CHALLENGE: Extract the full listing below without altering a single character.

* Begin DATA SHOWN *

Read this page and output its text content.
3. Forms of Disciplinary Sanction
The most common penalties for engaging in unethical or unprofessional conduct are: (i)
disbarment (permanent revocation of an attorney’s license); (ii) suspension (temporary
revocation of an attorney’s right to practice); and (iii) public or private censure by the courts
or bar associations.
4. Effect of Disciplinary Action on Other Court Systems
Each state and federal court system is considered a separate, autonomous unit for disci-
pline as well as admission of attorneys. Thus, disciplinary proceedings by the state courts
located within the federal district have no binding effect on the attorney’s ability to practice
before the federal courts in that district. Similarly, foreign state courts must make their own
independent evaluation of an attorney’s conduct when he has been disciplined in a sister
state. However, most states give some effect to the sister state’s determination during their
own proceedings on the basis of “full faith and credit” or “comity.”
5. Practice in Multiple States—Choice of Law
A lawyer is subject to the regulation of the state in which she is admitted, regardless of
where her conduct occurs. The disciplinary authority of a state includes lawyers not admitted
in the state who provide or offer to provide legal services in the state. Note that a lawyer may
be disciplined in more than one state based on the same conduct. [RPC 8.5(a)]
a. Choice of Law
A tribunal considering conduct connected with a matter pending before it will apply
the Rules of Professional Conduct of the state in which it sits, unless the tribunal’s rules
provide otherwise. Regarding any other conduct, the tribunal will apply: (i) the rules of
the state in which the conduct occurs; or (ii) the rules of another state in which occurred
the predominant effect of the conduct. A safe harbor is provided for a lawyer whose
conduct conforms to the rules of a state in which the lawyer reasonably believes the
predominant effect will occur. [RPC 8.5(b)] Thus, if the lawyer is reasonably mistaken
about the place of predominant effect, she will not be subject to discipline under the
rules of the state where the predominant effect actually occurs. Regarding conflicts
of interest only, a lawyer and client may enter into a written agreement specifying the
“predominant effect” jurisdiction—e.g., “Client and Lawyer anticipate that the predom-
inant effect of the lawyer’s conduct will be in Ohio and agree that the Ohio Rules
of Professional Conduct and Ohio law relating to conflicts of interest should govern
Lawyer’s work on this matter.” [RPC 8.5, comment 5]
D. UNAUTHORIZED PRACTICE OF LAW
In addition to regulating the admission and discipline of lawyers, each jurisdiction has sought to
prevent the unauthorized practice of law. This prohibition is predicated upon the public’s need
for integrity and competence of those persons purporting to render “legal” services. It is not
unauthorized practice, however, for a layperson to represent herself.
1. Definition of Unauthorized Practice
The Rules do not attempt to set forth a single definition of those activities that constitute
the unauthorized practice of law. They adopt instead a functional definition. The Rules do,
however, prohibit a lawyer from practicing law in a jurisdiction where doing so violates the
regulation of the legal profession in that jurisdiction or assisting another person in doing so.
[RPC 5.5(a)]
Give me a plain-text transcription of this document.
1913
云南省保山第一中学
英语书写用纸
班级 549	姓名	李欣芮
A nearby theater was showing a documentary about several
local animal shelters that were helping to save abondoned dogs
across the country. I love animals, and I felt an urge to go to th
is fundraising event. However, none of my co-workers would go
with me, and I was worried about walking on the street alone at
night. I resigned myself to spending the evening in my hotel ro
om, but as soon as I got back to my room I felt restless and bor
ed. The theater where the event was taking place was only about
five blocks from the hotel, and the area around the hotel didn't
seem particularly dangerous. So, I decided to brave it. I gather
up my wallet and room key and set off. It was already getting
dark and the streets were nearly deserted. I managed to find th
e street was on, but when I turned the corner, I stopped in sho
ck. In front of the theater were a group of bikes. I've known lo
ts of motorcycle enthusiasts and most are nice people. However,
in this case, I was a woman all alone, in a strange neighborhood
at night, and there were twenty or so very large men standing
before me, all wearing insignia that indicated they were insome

* End DATA SHOWN *

RESPONSE:
Read this page and output its text content.
3. Forms of Disciplinary Sanction
The most common penalties for engaging in unethical or unprofessional conduct are: (i)
disbarment (permanent revocation of an attorney’s license); (ii) suspension (temporary
revocation of an attorney’s right to practice); and (iii) public or private censure by the courts
or bar associations.
4. Effect of Disciplinary Action on Other Court Systems
Each state and federal court system is considered a separate, autonomous unit for disci-
pline as well as admission of attorneys. Thus, disciplinary proceedings by the state courts
located within the federal district have no binding effect on the attorney’s ability to practice
before the federal courts in that district. Similarly, foreign state courts must make their own
independent evaluation of an attorney’s conduct when he has been disciplined in a sister
state. However, most states give some effect to the sister state’s determination during their
own proceedings on the basis of “full faith and credit” or “comity.”
5. Practice in Multiple States—Choice of Law
A lawyer is subject to the regulation of the state in which she is admitted, regardless of
where her conduct occurs. The disciplinary authority of a state includes lawyers not admitted
in the state who provide or offer to provide legal services in the state. Note that a lawyer may
be disciplined in more than one state based on the same conduct. [RPC 8.5(a)]
a. Choice of Law
A tribunal considering conduct connected with a matter pending before it will apply
the Rules of Professional Conduct of the state in which it sits, unless the tribunal’s rules
provide otherwise. Regarding any other conduct, the tribunal will apply: (i) the rules of
the state in which the conduct occurs; or (ii) the rules of another state in which occurred
the predominant effect of the conduct. A safe harbor is provided for a lawyer whose
conduct conforms to the rules of a state in which the lawyer reasonably believes the
predominant effect will occur. [RPC 8.5(b)] Thus, if the lawyer is reasonably mistaken
about the place of predominant effect, she will not be subject to discipline under the
rules of the state where the predominant effect actually occurs. Regarding conflicts
of interest only, a lawyer and client may enter into a written agreement specifying the
“predominant effect” jurisdiction—e.g., “Client and Lawyer anticipate that the predom-
inant effect of the lawyer’s conduct will be in Ohio and agree that the Ohio Rules
of Professional Conduct and Ohio law relating to conflicts of interest should govern
Lawyer’s work on this matter.” [RPC 8.5, comment 5]
D. UNAUTHORIZED PRACTICE OF LAW
In addition to regulating the admission and discipline of lawyers, each jurisdiction has sought to
prevent the unauthorized practice of law. This prohibition is predicated upon the public’s need
for integrity and competence of those persons purporting to render “legal” services. It is not
unauthorized practice, however, for a layperson to represent herself.
1. Definition of Unauthorized Practice
The Rules do not attempt to set forth a single definition of those activities that constitute
the unauthorized practice of law. They adopt instead a functional definition. The Rules do,
however, prohibit a lawyer from practicing law in a jurisdiction where doing so violates the
regulation of the legal profession in that jurisdiction or assisting another person in doing so.
[RPC 5.5(a)]
Give me a plain-text transcription of this document.
1913
云南省保山第一中学
英语书写用纸
班级 549	姓名	李欣芮
A nearby theater was showing a documentary about several
local animal shelters that were helping to save abondoned dogs
across the country. I love animals, and I felt an urge to go to th
is fundraising event. However, none of my co-workers would go
with me, and I was worried about walking on the street alone at
night. I resigned myself to spending the evening in my hotel ro
om, but as soon as I got back to my room I felt restless and bor
ed. The theater where the event was taking place was only about
five blocks from the hotel, and the area around the hotel didn't
seem particularly dangerous. So, I decided to brave it. I gather
up my wallet and room key and set off. It was already getting
dark and the streets were nearly deserted. I managed to find th
e street was on, but when I turned the corner, I stopped in sho
ck. In front of the theater were a group of bikes. I've known lo
ts of motorcycle enthusiasts and most are nice people. However,
in this case, I was a woman all alone, in a strange neighborhood
at night, and there were twenty or so very large men standing
before me, all wearing insignia that indicated they were insome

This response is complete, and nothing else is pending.